• [Aim] Go through each line of the records below and count those with the word "supervisor". Give only the count.

** start of Records shown **

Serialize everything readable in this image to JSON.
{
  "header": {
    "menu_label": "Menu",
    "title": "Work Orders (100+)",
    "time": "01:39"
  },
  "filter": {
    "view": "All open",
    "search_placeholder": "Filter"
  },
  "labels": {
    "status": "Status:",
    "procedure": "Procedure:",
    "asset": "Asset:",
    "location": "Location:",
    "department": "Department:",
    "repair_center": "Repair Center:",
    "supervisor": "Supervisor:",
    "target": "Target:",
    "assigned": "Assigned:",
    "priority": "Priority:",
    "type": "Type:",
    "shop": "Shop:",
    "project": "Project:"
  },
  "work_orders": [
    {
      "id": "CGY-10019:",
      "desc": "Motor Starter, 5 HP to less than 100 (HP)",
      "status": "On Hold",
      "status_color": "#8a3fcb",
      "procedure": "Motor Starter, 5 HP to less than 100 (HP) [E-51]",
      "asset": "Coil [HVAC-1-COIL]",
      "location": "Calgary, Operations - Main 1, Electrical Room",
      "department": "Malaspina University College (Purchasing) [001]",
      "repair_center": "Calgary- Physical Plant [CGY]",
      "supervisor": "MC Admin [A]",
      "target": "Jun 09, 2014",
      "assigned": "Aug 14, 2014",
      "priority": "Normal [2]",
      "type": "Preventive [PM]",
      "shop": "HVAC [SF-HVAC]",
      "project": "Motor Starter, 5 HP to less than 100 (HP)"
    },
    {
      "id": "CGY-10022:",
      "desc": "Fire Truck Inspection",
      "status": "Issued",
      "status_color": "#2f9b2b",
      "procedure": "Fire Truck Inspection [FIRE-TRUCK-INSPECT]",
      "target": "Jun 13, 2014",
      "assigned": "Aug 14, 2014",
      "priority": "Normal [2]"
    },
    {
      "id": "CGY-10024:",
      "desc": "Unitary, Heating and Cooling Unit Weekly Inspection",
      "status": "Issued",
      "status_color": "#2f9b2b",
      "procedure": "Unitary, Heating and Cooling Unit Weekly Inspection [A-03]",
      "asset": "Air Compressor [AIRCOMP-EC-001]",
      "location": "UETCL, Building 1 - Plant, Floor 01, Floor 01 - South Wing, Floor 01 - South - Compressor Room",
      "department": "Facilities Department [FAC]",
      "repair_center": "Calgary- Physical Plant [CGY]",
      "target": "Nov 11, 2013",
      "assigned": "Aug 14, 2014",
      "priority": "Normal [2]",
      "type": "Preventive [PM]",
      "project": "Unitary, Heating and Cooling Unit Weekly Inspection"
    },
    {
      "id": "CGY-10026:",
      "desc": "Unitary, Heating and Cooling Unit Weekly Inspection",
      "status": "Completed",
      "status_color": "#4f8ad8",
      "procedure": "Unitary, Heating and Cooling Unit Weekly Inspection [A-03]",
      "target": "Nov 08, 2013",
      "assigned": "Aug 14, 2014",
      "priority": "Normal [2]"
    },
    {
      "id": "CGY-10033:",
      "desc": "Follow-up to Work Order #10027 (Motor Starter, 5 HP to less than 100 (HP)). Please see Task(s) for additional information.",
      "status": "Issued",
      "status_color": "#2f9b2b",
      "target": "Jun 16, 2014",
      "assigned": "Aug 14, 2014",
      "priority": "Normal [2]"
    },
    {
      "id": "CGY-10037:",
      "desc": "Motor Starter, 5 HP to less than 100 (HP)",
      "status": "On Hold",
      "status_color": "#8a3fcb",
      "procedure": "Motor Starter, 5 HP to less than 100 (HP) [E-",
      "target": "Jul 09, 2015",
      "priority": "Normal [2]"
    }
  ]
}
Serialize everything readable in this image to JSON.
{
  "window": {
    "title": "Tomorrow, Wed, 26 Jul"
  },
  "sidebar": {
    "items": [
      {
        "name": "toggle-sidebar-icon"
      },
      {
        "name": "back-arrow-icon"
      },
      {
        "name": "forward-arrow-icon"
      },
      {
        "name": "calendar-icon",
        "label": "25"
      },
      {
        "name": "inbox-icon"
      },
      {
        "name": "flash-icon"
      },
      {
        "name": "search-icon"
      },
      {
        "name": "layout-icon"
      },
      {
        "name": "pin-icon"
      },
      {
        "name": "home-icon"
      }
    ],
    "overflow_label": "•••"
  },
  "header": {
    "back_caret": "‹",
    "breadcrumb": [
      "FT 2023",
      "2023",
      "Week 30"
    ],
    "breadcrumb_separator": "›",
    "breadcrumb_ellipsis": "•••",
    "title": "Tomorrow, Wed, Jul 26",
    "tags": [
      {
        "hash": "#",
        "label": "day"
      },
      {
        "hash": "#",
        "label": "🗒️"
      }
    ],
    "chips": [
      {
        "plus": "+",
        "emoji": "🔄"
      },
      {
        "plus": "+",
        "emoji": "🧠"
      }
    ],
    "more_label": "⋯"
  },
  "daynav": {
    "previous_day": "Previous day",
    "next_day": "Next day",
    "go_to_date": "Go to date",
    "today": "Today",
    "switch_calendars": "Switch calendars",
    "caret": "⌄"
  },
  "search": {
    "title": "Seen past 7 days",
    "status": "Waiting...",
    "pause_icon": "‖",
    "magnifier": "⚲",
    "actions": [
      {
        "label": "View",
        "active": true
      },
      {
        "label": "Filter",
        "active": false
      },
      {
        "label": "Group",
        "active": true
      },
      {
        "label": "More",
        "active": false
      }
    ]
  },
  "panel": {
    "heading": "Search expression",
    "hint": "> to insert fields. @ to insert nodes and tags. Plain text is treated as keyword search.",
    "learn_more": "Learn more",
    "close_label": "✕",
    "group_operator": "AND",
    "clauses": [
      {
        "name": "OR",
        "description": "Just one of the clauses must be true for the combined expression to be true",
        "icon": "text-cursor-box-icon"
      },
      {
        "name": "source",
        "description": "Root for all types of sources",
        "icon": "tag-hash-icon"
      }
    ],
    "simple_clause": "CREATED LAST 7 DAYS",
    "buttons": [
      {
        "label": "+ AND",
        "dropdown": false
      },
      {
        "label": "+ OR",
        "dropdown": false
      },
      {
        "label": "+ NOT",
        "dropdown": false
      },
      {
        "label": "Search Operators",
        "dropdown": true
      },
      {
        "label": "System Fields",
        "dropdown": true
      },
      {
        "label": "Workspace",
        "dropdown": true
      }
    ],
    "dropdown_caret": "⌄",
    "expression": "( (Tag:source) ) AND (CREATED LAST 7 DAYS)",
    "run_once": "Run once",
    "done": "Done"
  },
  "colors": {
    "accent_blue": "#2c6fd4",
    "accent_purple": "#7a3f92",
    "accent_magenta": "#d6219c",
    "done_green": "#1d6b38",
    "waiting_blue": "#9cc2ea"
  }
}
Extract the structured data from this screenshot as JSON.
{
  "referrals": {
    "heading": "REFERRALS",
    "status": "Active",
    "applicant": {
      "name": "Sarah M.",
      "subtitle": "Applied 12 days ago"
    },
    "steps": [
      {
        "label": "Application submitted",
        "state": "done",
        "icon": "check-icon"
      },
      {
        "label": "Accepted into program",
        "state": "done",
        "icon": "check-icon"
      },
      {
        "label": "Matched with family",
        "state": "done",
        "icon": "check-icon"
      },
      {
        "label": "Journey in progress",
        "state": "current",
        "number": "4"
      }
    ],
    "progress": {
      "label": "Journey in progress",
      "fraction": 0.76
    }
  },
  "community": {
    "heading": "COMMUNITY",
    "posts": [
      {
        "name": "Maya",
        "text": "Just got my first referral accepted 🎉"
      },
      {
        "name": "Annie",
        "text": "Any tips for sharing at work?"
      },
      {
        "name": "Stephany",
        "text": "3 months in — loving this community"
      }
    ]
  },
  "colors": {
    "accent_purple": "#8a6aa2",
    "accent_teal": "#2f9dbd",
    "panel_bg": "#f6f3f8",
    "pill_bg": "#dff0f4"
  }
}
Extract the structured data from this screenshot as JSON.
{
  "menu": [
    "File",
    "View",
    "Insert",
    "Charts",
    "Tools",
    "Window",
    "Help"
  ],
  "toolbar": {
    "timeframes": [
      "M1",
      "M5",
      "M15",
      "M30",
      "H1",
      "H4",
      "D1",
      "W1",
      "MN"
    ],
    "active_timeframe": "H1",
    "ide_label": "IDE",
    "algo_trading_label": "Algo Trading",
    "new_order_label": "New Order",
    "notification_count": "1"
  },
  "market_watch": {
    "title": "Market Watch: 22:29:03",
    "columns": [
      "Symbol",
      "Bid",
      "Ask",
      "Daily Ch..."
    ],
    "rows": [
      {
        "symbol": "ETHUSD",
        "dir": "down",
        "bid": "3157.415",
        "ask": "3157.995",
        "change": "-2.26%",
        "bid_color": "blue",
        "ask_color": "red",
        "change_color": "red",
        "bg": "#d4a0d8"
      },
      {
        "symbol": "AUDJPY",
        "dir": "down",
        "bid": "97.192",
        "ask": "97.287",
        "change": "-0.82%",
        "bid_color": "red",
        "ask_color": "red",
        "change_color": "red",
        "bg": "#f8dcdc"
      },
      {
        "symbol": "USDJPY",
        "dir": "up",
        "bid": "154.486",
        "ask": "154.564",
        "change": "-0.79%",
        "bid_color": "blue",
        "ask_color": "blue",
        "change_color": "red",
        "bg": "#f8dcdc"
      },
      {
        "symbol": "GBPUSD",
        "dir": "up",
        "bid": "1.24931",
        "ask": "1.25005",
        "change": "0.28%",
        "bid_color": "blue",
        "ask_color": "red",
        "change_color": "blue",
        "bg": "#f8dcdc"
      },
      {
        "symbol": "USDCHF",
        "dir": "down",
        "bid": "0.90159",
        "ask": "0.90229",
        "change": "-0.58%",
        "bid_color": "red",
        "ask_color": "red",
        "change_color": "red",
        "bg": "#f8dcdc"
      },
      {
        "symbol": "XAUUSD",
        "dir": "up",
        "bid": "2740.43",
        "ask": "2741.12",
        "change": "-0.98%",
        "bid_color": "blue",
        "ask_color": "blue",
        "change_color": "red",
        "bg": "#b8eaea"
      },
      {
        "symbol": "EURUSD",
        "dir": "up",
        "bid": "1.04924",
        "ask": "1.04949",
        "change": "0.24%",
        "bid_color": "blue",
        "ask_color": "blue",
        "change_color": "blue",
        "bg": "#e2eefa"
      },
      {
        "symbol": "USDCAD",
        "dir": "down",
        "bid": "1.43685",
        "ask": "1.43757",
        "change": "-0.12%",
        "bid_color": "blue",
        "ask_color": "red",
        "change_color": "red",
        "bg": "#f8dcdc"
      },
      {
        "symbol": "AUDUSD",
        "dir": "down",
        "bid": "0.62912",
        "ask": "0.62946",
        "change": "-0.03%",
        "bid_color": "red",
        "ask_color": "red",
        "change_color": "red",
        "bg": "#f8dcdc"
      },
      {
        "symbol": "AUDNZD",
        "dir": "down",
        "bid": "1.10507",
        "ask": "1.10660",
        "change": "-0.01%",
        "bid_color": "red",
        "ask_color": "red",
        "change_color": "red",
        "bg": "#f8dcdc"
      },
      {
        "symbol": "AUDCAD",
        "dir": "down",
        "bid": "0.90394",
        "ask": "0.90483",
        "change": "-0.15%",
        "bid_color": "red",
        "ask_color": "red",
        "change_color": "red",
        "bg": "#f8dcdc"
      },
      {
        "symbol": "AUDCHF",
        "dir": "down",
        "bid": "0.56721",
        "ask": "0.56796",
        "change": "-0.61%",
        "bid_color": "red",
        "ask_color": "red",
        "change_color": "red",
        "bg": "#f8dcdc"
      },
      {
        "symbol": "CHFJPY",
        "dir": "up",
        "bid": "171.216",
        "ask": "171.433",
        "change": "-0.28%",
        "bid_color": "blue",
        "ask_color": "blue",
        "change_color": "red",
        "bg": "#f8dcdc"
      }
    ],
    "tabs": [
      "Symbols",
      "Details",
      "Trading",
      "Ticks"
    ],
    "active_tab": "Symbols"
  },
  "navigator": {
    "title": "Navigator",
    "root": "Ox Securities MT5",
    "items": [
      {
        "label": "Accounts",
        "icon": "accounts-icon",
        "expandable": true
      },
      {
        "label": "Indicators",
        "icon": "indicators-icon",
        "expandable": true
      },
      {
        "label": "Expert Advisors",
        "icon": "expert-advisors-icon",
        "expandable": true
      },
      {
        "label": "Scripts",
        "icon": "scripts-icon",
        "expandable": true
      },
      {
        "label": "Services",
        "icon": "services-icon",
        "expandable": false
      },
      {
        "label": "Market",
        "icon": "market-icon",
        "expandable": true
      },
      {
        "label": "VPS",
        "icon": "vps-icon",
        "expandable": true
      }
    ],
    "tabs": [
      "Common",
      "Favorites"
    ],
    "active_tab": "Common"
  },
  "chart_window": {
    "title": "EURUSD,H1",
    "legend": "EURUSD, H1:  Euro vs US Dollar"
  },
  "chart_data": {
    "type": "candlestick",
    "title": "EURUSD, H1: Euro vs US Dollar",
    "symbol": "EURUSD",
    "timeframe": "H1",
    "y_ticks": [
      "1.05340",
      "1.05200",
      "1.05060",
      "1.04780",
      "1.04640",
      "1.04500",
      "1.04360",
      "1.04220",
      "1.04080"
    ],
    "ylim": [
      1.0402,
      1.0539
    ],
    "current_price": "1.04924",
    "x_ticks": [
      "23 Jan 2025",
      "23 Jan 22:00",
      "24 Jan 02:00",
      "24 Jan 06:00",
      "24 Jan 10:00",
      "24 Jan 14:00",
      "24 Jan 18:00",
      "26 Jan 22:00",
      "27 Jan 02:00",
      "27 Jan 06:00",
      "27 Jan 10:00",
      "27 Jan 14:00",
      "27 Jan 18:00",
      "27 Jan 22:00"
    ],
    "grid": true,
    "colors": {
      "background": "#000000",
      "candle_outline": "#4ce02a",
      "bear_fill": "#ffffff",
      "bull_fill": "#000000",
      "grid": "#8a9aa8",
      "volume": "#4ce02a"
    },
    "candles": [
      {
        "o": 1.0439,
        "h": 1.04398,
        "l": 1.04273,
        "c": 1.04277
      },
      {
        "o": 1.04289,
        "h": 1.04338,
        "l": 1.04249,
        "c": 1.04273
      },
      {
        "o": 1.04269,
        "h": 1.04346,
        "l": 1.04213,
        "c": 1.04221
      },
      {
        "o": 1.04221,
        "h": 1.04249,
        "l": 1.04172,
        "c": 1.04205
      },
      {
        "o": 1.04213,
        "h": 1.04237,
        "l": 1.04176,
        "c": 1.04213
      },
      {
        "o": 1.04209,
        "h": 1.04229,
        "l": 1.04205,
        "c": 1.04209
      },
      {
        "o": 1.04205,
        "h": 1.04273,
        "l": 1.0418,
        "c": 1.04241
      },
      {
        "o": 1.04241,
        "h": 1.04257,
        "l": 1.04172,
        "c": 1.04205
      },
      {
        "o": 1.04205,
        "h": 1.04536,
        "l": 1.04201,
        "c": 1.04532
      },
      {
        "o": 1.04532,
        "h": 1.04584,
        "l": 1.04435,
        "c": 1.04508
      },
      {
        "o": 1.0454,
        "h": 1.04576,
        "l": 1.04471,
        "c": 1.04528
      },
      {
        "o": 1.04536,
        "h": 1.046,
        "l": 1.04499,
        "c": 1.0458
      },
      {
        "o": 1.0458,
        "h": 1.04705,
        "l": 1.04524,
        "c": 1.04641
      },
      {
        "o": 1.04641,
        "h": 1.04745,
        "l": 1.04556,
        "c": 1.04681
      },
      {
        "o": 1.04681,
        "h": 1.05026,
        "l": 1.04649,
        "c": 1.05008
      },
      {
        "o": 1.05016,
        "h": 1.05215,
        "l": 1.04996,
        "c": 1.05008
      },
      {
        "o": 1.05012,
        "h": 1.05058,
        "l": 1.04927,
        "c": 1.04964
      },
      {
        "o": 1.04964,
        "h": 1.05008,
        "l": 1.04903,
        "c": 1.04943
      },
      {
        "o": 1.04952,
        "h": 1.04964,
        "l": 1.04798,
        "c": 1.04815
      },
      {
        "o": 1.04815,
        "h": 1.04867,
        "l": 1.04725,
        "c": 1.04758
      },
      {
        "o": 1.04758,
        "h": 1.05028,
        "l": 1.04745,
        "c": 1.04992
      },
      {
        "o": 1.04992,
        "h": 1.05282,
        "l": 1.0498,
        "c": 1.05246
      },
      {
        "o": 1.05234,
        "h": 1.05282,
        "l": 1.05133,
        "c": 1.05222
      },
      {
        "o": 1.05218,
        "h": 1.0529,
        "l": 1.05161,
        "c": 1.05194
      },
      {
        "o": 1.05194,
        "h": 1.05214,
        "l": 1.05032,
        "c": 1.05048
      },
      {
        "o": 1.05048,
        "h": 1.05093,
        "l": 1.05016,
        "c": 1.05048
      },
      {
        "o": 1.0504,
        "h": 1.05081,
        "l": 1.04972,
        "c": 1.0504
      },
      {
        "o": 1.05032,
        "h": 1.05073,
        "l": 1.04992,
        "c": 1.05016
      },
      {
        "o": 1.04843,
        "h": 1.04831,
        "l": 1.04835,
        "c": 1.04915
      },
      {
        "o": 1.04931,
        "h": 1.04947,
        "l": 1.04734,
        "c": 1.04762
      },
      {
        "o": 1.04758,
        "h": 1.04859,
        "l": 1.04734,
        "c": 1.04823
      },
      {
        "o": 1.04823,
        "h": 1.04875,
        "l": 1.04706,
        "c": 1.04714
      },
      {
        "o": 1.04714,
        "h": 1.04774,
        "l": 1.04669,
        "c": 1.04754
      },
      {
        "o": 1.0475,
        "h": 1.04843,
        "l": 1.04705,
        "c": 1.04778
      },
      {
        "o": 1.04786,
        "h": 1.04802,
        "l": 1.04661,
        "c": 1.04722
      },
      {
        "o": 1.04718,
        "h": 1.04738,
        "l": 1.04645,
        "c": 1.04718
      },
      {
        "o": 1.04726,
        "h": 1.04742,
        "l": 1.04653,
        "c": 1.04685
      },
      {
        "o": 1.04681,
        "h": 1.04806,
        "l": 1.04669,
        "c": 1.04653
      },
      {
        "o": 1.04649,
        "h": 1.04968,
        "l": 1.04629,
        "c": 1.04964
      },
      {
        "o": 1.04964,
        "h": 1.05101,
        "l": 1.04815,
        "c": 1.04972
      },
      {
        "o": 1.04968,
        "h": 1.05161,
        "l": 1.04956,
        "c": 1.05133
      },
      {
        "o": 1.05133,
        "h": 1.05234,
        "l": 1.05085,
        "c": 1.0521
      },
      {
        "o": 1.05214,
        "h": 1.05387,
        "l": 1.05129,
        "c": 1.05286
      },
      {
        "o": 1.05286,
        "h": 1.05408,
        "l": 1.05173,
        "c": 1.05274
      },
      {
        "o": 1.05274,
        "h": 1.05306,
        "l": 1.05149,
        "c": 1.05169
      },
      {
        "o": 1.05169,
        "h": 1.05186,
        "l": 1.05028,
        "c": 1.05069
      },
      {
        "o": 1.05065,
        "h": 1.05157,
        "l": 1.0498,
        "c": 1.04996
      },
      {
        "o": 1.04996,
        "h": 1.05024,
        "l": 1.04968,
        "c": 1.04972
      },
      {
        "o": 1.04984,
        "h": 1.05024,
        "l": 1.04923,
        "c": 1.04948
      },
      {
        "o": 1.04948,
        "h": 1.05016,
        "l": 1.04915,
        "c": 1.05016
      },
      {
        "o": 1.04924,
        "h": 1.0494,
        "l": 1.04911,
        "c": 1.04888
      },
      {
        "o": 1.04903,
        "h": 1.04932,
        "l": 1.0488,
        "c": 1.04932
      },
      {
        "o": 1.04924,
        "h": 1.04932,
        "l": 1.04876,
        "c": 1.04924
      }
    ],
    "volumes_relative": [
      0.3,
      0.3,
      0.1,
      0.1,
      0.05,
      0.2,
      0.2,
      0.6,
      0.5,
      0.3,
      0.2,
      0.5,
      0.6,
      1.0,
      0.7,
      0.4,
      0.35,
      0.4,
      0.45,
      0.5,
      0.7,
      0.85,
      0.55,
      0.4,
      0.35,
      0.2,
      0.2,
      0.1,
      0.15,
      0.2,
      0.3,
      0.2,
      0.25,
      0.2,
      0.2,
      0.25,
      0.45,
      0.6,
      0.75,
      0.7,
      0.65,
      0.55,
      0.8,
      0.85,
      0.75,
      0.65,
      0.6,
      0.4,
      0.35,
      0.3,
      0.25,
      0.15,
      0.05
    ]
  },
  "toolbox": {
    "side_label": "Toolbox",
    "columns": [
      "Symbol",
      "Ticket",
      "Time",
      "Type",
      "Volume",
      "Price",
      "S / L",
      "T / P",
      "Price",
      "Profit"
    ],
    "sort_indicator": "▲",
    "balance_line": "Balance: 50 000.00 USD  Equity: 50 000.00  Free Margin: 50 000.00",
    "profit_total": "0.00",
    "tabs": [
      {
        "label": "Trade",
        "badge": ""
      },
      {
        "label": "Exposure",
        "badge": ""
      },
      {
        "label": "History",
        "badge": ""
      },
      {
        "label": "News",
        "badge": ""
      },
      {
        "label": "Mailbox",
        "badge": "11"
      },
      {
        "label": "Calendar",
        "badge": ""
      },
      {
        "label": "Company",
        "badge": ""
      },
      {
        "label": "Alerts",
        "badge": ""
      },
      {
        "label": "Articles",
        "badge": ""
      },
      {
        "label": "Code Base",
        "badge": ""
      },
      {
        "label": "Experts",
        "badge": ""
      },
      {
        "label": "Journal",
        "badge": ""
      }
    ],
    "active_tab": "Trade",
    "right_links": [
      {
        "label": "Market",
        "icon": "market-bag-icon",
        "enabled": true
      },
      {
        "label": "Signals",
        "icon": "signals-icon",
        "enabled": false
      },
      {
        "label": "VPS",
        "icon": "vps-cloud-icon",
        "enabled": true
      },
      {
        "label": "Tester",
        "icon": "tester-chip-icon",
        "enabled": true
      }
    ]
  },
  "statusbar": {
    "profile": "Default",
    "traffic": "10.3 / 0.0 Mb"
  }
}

** end of Records shown **

• [Output below] 2